● What you should do:
Output every line below exactly.

● Input:
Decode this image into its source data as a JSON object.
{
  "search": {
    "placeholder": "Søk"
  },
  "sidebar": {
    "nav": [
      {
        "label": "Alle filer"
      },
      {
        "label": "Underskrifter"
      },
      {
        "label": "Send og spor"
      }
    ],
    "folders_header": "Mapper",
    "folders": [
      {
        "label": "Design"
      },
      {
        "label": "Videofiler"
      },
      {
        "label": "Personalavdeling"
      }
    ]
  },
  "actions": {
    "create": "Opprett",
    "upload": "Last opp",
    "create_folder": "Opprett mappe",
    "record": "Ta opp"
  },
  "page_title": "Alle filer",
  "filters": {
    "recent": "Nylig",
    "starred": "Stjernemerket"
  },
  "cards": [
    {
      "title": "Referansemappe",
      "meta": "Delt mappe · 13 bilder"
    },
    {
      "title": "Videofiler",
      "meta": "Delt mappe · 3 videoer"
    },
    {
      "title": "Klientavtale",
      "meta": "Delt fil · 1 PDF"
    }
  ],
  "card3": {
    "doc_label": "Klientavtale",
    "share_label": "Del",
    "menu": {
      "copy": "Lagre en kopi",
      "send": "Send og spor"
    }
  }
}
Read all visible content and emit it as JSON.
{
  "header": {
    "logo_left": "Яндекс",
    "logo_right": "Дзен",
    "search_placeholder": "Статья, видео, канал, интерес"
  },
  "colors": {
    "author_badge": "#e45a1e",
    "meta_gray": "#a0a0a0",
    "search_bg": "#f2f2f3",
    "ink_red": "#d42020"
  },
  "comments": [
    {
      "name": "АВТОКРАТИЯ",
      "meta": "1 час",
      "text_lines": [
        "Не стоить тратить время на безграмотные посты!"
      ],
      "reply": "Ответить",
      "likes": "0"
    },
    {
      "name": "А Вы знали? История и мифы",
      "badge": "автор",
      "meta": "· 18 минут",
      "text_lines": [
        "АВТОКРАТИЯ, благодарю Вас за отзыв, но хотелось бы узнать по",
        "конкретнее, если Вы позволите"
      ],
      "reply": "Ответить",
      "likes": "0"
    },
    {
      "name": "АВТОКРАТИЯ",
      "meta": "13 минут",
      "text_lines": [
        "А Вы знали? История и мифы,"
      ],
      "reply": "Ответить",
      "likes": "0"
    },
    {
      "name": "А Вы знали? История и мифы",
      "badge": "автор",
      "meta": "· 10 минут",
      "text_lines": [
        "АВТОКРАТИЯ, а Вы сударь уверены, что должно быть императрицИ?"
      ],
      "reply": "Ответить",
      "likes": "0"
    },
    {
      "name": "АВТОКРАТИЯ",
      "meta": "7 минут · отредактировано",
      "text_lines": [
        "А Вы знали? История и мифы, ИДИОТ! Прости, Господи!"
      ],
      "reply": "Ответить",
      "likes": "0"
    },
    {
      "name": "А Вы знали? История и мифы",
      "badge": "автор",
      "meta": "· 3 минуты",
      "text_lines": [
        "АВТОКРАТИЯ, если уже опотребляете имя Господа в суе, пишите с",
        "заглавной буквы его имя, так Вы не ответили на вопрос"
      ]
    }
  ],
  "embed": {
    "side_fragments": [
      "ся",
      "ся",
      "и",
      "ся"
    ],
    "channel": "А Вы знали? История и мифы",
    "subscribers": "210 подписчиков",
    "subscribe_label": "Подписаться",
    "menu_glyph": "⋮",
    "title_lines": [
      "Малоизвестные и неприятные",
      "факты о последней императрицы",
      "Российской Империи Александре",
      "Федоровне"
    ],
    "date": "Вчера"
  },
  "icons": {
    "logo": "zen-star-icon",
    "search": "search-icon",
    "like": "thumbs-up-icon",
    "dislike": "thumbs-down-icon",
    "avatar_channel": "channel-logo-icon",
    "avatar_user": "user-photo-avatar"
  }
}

● Output of the exercise:
Decode this image into its source data as a JSON object.
{
  "search": {
    "placeholder": "Søk"
  },
  "sidebar": {
    "nav": [
      {
        "label": "Alle filer"
      },
      {
        "label": "Underskrifter"
      },
      {
        "label": "Send og spor"
      }
    ],
    "folders_header": "Mapper",
    "folders": [
      {
        "label": "Design"
      },
      {
        "label": "Videofiler"
      },
      {
        "label": "Personalavdeling"
      }
    ]
  },
  "actions": {
    "create": "Opprett",
    "upload": "Last opp",
    "create_folder": "Opprett mappe",
    "record": "Ta opp"
  },
  "page_title": "Alle filer",
  "filters": {
    "recent": "Nylig",
    "starred": "Stjernemerket"
  },
  "cards": [
    {
      "title": "Referansemappe",
      "meta": "Delt mappe · 13 bilder"
    },
    {
      "title": "Videofiler",
      "meta": "Delt mappe · 3 videoer"
    },
    {
      "title": "Klientavtale",
      "meta": "Delt fil · 1 PDF"
    }
  ],
  "card3": {
    "doc_label": "Klientavtale",
    "share_label": "Del",
    "menu": {
      "copy": "Lagre en kopi",
      "send": "Send og spor"
    }
  }
}
Read all visible content and emit it as JSON.
{
  "header": {
    "logo_left": "Яндекс",
    "logo_right": "Дзен",
    "search_placeholder": "Статья, видео, канал, интерес"
  },
  "colors": {
    "author_badge": "#e45a1e",
    "meta_gray": "#a0a0a0",
    "search_bg": "#f2f2f3",
    "ink_red": "#d42020"
  },
  "comments": [
    {
      "name": "АВТОКРАТИЯ",
      "meta": "1 час",
      "text_lines": [
        "Не стоить тратить время на безграмотные посты!"
      ],
      "reply": "Ответить",
      "likes": "0"
    },
    {
      "name": "А Вы знали? История и мифы",
      "badge": "автор",
      "meta": "· 18 минут",
      "text_lines": [
        "АВТОКРАТИЯ, благодарю Вас за отзыв, но хотелось бы узнать по",
        "конкретнее, если Вы позволите"
      ],
      "reply": "Ответить",
      "likes": "0"
    },
    {
      "name": "АВТОКРАТИЯ",
      "meta": "13 минут",
      "text_lines": [
        "А Вы знали? История и мифы,"
      ],
      "reply": "Ответить",
      "likes": "0"
    },
    {
      "name": "А Вы знали? История и мифы",
      "badge": "автор",
      "meta": "· 10 минут",
      "text_lines": [
        "АВТОКРАТИЯ, а Вы сударь уверены, что должно быть императрицИ?"
      ],
      "reply": "Ответить",
      "likes": "0"
    },
    {
      "name": "АВТОКРАТИЯ",
      "meta": "7 минут · отредактировано",
      "text_lines": [
        "А Вы знали? История и мифы, ИДИОТ! Прости, Господи!"
      ],
      "reply": "Ответить",
      "likes": "0"
    },
    {
      "name": "А Вы знали? История и мифы",
      "badge": "автор",
      "meta": "· 3 минуты",
      "text_lines": [
        "АВТОКРАТИЯ, если уже опотребляете имя Господа в суе, пишите с",
        "заглавной буквы его имя, так Вы не ответили на вопрос"
      ]
    }
  ],
  "embed": {
    "side_fragments": [
      "ся",
      "ся",
      "и",
      "ся"
    ],
    "channel": "А Вы знали? История и мифы",
    "subscribers": "210 подписчиков",
    "subscribe_label": "Подписаться",
    "menu_glyph": "⋮",
    "title_lines": [
      "Малоизвестные и неприятные",
      "факты о последней императрицы",
      "Российской Империи Александре",
      "Федоровне"
    ],
    "date": "Вчера"
  },
  "icons": {
    "logo": "zen-star-icon",
    "search": "search-icon",
    "like": "thumbs-up-icon",
    "dislike": "thumbs-down-icon",
    "avatar_channel": "channel-logo-icon",
    "avatar_user": "user-photo-avatar"
  }
}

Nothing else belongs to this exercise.